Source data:
Segment Open

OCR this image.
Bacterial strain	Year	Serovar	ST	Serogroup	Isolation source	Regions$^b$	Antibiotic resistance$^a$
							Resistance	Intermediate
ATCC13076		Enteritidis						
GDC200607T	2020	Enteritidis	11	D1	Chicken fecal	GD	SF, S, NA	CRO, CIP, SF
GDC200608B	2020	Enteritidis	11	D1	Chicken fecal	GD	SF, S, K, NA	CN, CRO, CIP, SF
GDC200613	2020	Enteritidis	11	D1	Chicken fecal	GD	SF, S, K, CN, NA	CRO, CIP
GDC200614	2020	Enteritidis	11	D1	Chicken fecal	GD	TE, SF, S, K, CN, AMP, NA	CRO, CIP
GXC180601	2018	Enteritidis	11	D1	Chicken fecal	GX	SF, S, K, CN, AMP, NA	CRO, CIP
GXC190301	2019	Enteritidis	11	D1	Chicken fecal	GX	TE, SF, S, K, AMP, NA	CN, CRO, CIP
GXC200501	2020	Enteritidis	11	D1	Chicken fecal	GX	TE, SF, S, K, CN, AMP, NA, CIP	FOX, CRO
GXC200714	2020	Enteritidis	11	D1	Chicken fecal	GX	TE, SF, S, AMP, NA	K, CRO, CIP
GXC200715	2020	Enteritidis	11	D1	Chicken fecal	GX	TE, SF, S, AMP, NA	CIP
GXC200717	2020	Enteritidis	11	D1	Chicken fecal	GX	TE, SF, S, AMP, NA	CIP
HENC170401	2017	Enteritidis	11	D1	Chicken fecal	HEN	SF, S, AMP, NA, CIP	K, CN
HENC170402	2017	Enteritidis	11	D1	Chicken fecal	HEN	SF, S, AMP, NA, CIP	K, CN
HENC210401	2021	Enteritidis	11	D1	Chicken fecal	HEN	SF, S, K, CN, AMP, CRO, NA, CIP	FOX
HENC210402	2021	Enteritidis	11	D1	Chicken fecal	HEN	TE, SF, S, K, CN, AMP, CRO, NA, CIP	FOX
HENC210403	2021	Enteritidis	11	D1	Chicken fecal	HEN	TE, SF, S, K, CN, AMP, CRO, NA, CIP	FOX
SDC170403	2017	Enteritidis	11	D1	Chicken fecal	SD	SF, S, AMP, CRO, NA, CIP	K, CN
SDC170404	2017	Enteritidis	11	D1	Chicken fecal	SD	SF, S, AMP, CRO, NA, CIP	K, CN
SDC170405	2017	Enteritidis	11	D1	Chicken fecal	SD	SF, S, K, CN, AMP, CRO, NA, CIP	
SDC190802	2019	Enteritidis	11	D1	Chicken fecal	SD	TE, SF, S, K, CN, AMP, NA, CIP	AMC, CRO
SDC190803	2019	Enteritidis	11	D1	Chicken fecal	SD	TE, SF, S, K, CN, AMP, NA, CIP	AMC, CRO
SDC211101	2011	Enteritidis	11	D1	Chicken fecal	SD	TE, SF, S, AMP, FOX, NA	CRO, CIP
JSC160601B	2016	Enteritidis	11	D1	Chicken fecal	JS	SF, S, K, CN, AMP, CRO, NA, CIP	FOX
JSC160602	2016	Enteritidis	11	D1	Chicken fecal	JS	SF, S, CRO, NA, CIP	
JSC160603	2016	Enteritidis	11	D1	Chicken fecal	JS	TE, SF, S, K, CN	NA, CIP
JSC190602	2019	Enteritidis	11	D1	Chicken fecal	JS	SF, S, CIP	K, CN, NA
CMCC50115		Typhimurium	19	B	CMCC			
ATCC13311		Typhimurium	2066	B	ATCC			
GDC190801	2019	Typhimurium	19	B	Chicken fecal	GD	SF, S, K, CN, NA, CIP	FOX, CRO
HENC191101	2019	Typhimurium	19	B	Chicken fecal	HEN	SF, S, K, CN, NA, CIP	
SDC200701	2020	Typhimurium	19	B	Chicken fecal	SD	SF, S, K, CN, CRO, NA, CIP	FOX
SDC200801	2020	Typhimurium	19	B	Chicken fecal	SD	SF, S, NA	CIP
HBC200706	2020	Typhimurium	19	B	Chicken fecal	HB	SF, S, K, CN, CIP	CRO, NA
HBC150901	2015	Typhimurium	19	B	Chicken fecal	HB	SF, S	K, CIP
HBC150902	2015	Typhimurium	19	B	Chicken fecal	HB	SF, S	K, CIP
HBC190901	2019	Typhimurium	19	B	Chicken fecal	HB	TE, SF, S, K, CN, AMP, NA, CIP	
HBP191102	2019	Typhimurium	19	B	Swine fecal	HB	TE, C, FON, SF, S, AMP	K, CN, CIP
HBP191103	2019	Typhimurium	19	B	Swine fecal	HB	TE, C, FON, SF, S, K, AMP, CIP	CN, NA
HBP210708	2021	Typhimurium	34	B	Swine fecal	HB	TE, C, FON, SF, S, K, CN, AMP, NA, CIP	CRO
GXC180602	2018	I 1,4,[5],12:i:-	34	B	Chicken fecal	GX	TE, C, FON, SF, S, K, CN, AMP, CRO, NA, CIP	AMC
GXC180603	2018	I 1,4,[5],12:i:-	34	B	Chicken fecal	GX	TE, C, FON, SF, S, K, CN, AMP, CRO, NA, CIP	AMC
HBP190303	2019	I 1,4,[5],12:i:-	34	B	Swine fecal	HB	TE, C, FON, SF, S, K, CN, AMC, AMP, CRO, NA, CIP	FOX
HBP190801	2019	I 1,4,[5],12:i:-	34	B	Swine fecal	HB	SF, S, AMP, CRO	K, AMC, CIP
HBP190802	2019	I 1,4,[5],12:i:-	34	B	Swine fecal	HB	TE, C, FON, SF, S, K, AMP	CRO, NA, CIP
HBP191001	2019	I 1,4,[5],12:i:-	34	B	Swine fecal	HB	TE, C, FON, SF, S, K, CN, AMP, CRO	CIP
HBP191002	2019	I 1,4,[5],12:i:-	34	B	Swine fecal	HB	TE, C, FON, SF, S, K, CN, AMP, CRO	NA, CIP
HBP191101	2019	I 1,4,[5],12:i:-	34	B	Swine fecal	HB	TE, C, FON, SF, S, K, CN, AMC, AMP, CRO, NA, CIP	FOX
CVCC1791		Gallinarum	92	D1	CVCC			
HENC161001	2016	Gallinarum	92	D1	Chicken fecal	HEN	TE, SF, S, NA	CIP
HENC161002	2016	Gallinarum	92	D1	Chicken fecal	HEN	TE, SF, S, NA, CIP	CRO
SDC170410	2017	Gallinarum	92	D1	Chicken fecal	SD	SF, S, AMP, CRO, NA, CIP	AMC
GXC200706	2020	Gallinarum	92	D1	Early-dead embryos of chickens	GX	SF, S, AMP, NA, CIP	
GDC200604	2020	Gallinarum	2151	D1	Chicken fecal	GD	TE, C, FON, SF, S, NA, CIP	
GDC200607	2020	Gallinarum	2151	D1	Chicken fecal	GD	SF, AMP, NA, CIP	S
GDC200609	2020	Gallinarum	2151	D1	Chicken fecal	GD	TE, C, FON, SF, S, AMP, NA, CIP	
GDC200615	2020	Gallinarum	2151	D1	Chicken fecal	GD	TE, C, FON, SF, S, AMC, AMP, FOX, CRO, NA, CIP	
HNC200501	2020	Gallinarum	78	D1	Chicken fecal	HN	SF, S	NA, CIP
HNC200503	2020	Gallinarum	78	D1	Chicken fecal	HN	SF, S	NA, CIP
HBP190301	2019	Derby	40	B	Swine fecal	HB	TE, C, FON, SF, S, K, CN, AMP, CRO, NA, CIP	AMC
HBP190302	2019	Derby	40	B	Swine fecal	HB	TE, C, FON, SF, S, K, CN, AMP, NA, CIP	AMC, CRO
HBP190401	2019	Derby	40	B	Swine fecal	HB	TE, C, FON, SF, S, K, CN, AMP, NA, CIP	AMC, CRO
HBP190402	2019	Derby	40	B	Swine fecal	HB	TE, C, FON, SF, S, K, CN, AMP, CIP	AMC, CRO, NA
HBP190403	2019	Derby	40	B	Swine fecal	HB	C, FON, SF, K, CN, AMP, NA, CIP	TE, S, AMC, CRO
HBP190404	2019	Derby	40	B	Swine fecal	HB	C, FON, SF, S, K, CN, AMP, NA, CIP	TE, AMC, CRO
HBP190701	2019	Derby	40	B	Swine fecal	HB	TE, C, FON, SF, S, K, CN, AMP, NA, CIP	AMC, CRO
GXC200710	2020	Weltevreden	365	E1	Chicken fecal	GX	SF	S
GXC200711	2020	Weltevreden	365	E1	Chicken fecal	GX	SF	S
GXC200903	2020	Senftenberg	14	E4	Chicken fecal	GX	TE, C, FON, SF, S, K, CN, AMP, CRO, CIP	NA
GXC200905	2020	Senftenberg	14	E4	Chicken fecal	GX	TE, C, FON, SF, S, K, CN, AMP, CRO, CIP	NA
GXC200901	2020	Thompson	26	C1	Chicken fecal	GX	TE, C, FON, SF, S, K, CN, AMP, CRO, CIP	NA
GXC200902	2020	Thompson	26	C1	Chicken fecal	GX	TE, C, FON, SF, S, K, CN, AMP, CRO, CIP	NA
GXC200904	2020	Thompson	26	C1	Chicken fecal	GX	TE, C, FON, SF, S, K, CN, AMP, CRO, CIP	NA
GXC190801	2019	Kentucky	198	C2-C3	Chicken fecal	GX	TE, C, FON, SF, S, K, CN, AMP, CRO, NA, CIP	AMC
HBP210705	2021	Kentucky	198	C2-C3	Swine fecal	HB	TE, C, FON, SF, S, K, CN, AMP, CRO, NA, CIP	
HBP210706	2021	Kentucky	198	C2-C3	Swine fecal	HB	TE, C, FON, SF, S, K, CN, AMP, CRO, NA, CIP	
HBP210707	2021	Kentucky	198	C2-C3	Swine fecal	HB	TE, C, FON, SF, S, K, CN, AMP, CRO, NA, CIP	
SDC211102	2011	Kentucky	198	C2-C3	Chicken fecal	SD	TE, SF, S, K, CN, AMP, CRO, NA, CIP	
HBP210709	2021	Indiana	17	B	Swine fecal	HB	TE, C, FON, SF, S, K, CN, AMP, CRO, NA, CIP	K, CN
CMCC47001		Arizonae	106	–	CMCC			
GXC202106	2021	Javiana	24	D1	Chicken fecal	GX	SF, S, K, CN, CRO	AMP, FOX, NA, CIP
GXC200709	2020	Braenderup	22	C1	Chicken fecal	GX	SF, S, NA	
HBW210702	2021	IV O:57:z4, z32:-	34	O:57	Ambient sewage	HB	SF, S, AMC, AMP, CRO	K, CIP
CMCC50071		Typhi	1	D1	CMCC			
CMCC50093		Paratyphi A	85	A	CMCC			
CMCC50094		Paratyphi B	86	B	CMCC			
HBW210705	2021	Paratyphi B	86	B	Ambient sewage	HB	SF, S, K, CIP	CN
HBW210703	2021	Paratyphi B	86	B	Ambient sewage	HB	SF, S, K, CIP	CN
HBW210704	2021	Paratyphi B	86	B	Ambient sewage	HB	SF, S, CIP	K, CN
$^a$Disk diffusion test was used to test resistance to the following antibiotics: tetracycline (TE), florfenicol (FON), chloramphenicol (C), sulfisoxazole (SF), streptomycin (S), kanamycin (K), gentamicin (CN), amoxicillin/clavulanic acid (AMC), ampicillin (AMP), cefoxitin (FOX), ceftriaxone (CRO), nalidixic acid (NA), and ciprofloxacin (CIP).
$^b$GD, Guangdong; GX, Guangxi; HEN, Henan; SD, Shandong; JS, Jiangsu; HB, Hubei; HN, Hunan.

Segment Closed

## [Goal of the exercise]
Find the number of lines above that hold the word "Paratyphi", then write that number by itself.

## [Output for this task]
5